### [Problem description]
Count up the lines in the following listing that hold the word "year", then give only that count.

Figure collection entries:

────

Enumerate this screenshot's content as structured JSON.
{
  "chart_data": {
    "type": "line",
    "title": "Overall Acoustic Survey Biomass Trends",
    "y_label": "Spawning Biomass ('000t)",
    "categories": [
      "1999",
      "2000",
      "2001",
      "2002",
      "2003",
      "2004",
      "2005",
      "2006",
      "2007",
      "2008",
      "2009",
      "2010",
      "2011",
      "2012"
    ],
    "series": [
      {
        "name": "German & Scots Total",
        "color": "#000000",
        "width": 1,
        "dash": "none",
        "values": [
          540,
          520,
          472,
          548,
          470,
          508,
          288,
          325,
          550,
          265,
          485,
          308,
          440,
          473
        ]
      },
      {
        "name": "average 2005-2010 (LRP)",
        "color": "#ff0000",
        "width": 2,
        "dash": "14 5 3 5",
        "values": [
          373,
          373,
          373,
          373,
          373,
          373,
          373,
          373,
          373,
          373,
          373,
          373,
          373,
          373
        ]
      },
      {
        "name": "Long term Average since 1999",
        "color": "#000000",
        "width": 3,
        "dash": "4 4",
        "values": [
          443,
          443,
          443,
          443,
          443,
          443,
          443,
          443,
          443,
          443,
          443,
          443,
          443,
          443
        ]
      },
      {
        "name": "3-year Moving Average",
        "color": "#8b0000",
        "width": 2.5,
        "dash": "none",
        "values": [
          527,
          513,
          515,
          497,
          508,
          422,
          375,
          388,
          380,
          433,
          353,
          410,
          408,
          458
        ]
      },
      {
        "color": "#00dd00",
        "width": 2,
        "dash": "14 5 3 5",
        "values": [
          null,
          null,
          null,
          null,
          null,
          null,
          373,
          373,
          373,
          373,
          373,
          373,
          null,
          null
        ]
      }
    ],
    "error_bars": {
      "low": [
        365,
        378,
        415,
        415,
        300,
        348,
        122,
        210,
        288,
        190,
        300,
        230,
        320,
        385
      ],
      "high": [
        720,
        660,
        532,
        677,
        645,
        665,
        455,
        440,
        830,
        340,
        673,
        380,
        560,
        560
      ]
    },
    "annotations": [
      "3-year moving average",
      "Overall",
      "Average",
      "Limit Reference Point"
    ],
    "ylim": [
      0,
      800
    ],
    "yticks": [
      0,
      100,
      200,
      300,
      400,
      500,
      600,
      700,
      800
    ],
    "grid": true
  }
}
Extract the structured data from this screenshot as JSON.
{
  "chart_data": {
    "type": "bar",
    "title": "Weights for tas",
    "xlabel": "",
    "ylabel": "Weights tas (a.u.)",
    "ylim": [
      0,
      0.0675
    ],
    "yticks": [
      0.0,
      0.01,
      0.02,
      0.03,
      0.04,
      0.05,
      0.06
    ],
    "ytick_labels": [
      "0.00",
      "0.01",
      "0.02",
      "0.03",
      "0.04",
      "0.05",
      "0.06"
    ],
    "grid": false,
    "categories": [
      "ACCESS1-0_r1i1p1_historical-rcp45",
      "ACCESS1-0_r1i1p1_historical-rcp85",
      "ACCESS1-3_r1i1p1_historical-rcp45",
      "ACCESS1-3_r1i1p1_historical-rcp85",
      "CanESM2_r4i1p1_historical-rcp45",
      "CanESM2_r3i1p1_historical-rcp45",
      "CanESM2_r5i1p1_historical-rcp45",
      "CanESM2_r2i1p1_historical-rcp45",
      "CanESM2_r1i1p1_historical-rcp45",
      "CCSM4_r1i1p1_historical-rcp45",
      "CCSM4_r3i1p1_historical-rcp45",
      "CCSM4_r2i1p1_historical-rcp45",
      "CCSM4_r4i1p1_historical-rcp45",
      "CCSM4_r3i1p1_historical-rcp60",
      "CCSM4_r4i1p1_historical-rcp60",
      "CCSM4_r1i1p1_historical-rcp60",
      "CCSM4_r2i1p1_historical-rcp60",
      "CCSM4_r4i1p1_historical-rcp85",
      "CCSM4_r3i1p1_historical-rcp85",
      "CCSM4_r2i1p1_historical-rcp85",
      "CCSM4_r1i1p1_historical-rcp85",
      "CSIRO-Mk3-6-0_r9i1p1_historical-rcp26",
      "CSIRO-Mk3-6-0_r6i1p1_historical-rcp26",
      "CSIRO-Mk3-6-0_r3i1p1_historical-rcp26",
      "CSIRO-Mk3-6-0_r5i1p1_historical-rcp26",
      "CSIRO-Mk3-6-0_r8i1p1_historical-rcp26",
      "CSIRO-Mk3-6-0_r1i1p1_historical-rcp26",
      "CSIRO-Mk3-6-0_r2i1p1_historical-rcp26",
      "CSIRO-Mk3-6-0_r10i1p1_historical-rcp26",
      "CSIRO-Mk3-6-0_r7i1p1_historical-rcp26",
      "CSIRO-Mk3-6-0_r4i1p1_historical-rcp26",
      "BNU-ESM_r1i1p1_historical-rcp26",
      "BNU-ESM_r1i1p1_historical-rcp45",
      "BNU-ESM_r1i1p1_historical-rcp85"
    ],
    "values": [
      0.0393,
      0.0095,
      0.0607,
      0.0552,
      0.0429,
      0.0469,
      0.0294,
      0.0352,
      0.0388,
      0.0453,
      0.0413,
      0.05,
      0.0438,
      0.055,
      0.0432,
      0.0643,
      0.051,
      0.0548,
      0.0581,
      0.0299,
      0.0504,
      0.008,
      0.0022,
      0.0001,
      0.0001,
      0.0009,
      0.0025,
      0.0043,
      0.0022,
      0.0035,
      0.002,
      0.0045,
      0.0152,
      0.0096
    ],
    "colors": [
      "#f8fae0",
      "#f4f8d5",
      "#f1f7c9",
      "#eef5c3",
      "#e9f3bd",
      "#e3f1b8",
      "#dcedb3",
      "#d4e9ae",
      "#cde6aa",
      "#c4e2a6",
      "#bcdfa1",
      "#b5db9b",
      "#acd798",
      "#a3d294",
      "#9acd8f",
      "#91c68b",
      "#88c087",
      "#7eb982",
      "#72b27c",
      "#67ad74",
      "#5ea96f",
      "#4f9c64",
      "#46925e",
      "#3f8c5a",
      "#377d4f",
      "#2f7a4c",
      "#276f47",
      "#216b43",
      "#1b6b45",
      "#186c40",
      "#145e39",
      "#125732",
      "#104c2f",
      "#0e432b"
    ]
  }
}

────

### [Solution]
2